• **AIM OF THE TASK**
Find the string "terms" in the records. Copy every line it appears in.
## BEGIN EXERCISE MATERIAL
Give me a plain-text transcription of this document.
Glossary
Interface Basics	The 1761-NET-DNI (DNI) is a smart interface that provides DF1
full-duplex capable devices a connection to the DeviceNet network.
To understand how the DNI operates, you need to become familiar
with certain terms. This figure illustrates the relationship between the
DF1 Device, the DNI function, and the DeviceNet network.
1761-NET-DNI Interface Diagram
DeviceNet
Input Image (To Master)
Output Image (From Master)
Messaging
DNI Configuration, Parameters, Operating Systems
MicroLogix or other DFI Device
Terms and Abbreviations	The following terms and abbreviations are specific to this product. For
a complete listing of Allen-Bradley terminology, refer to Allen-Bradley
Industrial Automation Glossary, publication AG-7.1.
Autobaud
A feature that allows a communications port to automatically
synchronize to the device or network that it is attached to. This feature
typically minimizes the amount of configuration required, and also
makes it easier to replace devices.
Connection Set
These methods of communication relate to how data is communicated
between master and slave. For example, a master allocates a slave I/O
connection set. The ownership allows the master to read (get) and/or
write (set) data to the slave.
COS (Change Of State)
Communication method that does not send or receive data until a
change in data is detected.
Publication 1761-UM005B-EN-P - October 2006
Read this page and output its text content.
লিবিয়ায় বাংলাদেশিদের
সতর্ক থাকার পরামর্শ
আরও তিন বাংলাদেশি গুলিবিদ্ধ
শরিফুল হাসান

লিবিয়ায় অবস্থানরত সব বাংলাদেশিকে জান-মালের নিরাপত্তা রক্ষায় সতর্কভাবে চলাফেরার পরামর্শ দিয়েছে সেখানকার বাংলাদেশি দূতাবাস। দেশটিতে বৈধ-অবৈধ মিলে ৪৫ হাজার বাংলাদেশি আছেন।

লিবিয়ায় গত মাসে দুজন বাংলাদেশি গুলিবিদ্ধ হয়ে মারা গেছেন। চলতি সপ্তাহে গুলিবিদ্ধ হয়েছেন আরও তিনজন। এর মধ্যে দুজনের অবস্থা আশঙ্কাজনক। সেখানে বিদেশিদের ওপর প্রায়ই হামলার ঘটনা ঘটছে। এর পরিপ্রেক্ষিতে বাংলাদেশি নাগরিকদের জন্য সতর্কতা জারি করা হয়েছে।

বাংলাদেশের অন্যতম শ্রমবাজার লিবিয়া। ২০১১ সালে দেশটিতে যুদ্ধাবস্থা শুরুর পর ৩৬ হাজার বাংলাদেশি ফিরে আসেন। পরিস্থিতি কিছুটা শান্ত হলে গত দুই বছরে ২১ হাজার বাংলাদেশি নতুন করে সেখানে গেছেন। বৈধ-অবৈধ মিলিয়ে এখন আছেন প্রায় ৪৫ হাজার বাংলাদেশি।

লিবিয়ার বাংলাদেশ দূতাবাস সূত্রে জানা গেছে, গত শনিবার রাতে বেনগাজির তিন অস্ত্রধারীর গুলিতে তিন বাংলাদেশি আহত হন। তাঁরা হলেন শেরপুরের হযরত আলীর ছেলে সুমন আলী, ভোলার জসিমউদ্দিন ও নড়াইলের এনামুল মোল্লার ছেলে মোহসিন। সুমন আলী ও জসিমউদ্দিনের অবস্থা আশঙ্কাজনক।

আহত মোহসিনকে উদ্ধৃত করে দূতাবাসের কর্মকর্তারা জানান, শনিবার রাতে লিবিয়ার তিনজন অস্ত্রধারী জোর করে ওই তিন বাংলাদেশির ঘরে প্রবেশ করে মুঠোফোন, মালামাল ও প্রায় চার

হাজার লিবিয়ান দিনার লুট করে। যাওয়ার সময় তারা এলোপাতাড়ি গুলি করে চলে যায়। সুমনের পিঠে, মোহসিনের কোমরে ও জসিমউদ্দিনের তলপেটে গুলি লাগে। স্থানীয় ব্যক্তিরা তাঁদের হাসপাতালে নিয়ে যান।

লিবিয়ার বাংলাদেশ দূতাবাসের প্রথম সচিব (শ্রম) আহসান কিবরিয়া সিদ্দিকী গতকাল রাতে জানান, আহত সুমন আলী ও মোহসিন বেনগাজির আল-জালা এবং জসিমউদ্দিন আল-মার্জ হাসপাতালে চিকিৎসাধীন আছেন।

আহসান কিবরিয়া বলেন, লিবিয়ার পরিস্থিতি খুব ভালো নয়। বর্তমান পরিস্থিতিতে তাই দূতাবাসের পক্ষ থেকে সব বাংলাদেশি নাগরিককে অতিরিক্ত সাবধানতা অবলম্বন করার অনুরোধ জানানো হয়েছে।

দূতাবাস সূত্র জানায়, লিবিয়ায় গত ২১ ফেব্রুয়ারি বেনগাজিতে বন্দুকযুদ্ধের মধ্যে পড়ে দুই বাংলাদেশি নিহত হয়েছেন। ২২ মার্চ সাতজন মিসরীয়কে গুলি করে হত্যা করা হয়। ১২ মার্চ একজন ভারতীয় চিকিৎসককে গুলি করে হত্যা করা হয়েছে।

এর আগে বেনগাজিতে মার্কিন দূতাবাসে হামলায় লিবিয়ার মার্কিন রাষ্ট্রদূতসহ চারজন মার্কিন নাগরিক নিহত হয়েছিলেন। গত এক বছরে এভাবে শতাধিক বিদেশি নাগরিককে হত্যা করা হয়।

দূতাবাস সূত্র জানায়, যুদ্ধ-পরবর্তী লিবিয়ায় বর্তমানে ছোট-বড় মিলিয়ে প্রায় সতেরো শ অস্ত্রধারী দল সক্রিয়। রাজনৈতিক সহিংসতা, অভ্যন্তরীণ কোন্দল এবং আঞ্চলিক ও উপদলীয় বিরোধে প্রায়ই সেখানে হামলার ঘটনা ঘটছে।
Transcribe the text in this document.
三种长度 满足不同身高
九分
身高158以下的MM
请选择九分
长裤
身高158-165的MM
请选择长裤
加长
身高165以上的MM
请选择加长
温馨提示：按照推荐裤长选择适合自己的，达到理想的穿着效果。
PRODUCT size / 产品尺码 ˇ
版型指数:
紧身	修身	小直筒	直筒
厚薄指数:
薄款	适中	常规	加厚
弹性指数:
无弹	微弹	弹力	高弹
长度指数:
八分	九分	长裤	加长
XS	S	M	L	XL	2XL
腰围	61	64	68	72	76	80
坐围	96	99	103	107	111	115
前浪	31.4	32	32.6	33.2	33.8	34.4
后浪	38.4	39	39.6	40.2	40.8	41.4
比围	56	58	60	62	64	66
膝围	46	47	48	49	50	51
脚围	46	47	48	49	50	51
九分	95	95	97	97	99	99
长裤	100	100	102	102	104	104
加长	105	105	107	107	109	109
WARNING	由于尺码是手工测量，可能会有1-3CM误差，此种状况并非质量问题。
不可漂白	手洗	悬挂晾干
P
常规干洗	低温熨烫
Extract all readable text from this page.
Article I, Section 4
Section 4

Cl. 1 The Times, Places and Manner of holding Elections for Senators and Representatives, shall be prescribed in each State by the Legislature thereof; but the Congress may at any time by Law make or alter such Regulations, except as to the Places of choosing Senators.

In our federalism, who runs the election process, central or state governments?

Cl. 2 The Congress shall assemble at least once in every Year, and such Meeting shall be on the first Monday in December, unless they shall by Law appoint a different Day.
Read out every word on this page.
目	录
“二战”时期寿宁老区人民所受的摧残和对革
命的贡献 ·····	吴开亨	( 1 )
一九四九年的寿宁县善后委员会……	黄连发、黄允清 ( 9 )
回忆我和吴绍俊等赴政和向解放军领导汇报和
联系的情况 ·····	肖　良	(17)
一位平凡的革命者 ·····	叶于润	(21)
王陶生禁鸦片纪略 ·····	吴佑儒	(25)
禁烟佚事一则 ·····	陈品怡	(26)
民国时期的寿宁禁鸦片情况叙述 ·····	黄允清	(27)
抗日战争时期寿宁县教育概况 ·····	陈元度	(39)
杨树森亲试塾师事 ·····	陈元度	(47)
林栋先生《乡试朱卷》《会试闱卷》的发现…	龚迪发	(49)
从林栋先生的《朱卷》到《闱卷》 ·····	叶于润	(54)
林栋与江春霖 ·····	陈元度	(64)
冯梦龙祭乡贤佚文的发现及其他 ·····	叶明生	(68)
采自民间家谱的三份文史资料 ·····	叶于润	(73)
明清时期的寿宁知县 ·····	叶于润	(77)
## END EXERCISE MATERIAL
• **CORRECT ANSWER**
with certain terms. This figure illustrates the relationship between the
Terms and Abbreviations	The following terms and abbreviations are specific to this product. For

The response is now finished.